29 April 2009 - 23:54Terri Gross Interview with Bill O’Reilly on NPR’s Fresh Air
I know that NPR hasn’t offered a transcript of this interview, and I bothered to transcribe the first 13 minutes or so. I have also seen posts on other websites looking for a transcript of it. So, I thought I’d post what I have.
Terri Gross and Bill O’Reilly Interview Transcript
Terri Gross (TG): Intro
<clip from O’Reilly Factor>
…
TG: Here it is. The interview I recorded yesterday with Bill O’Reilly.
(to interview)
Terri Gross (TG): Bill O’Reilly welcome to Fresh Air. As you probably know Al Franken was on the show when his book came out. Are you sorry you sued him?
Bill O’Reilly (BO): I didn’t sue him.
TG: Oh no Fox sued him. But I assume-
BO: Well I had no- no control over that at all, and uh I they ran it by me in the beginning and I said look if you can hold this guy accountable, um that’s fine with me. I’m looking at suing him myself for defamation. And that’s all of the input that I had into that. I didn’t see the brief, I didn’t know what they were doing. And uh, that’s how it went down.
TG: A lot of people have speculated that you convinced Fox to go with this lawsuit. You’re saying that’s not the way it happened.
BO: That’s correct. That’s what I’m saying.
TG: So- you mentioned that you were thinking of suing Al Franken yourself. Are you still thinking of doing that?
BO: No because we researched it and I’d have to show damages to win a lawsuit like that. And since Who’s Looking Out For You is the number one book in the country, and my TV program’s the number one cable news show in the country and the Radio Factor’s almost on 400 stations, it would be tough for me to show damages. Since I’m a famous person, the threshold is a lot higher than it would be um if I were an ordinary citizen. But there’s no question it was defamation and that’s what this guy traffics in.

■ **Set exercise 1**:
Output as a numbered list the lines of the data items from the first line up to and including the line containing "y-axis-title: External Quantum", leaving out any blank lines.

(Data items)
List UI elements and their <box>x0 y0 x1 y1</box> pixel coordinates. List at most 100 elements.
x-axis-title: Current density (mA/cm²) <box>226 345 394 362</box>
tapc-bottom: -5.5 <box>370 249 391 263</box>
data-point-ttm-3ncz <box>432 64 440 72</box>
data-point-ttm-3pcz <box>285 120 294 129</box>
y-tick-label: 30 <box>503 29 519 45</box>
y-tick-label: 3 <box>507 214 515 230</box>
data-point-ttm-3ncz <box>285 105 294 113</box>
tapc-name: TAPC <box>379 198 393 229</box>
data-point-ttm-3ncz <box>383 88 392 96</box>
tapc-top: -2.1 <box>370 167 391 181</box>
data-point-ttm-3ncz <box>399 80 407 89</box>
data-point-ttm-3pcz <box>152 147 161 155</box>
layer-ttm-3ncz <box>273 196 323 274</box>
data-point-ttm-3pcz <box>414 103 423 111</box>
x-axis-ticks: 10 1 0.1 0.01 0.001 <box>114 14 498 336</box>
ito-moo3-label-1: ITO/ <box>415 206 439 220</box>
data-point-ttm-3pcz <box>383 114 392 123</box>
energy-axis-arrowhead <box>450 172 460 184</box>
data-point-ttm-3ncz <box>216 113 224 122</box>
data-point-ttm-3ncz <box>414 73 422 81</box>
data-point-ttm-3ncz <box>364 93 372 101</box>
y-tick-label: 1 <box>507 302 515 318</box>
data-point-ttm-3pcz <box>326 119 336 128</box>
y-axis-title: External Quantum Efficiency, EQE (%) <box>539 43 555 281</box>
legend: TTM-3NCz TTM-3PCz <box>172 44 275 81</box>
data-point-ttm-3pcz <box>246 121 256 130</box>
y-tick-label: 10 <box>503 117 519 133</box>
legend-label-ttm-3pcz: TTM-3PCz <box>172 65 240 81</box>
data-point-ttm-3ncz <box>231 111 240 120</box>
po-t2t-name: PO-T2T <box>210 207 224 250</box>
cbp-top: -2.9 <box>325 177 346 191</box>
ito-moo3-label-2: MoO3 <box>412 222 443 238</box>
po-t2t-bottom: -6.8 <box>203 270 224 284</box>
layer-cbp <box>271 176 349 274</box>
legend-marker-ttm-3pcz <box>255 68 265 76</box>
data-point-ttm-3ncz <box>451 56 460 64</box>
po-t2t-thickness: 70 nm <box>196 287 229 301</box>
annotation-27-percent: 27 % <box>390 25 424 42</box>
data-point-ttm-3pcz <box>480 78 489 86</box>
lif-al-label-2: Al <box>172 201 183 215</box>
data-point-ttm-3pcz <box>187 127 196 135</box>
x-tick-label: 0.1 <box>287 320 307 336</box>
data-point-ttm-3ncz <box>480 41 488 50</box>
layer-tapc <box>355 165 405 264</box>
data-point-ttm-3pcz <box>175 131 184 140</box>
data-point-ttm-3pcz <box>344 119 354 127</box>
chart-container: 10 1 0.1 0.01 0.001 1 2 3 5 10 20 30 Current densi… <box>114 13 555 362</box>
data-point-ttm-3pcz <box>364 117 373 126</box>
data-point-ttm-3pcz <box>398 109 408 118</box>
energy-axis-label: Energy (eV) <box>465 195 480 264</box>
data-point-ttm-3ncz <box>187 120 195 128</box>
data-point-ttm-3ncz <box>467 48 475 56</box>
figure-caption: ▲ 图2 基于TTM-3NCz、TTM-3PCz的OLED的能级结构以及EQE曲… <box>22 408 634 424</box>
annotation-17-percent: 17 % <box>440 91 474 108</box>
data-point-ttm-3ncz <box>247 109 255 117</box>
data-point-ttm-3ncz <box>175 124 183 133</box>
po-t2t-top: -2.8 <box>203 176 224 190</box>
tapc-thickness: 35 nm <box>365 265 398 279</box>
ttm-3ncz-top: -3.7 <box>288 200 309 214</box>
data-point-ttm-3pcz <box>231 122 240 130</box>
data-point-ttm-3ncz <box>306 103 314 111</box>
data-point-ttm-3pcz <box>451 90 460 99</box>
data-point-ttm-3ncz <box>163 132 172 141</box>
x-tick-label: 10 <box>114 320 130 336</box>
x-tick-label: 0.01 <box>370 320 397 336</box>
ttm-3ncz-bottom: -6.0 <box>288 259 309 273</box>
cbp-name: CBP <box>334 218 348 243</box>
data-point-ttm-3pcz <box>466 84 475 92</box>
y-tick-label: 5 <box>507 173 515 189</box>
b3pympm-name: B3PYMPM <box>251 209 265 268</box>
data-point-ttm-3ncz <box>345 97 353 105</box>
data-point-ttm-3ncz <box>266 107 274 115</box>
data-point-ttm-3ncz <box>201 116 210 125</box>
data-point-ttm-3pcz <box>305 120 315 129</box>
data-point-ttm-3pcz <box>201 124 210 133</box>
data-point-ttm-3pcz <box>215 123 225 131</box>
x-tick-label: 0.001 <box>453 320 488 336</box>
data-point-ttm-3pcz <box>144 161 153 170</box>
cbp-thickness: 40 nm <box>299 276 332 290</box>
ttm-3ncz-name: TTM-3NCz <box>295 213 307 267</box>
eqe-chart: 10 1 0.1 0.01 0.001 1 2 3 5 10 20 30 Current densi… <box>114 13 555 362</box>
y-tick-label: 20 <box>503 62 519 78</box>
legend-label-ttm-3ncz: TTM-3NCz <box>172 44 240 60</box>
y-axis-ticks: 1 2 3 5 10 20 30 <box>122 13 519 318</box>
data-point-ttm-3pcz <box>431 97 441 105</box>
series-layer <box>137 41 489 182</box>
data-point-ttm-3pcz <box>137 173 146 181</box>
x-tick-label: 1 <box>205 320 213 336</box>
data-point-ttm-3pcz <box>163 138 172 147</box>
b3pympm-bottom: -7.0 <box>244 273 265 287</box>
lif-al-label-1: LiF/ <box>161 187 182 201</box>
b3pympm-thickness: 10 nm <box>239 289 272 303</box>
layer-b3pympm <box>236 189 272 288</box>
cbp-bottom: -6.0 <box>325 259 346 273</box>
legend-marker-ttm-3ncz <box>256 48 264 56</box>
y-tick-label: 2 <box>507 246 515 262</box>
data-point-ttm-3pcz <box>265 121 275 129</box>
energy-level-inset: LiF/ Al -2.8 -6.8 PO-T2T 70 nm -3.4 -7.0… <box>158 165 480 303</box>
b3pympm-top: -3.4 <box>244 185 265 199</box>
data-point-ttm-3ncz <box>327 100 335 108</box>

■ **Set exercise 2**:
Answer these questions about the interview transcript, one answer per line:
(a) About how many minutes of the interview did the poster transcribe?
(b) Who sued Al Franken, as Terri Gross states after O'Reilly's denial?
(c) On about how many stations does O'Reilly say the Radio Factor airs?

■ **Response 1**:
1. List UI elements and their <box>x0 y0 x1 y1</box> pixel coordinates. List at most 100 elements.
2. x-axis-title: Current density (mA/cm²) <box>226 345 394 362</box>
3. tapc-bottom: -5.5 <box>370 249 391 263</box>
4. data-point-ttm-3ncz <box>432 64 440 72</box>
5. data-point-ttm-3pcz <box>285 120 294 129</box>
6. y-tick-label: 30 <box>503 29 519 45</box>
7. y-tick-label: 3 <box>507 214 515 230</box>
8. data-point-ttm-3ncz <box>285 105 294 113</box>
9. tapc-name: TAPC <box>379 198 393 229</box>
10. data-point-ttm-3ncz <box>383 88 392 96</box>
11. tapc-top: -2.1 <box>370 167 391 181</box>
12. data-point-ttm-3ncz <box>399 80 407 89</box>
13. data-point-ttm-3pcz <box>152 147 161 155</box>
14. layer-ttm-3ncz <box>273 196 323 274</box>
15. data-point-ttm-3pcz <box>414 103 423 111</box>
16. x-axis-ticks: 10 1 0.1 0.01 0.001 <box>114 14 498 336</box>
17. ito-moo3-label-1: ITO/ <box>415 206 439 220</box>
18. data-point-ttm-3pcz <box>383 114 392 123</box>
19. energy-axis-arrowhead <box>450 172 460 184</box>
20. data-point-ttm-3ncz <box>216 113 224 122</box>
21. data-point-ttm-3ncz <box>414 73 422 81</box>
22. data-point-ttm-3ncz <box>364 93 372 101</box>
23. y-tick-label: 1 <box>507 302 515 318</box>
24. data-point-ttm-3pcz <box>326 119 336 128</box>
25. y-axis-title: External Quantum Efficiency, EQE (%) <box>539 43 555 281</box>

■ **Response 2**:
(a) The first 13 minutes or so.
(b) Fox.
(c) Almost 400 stations.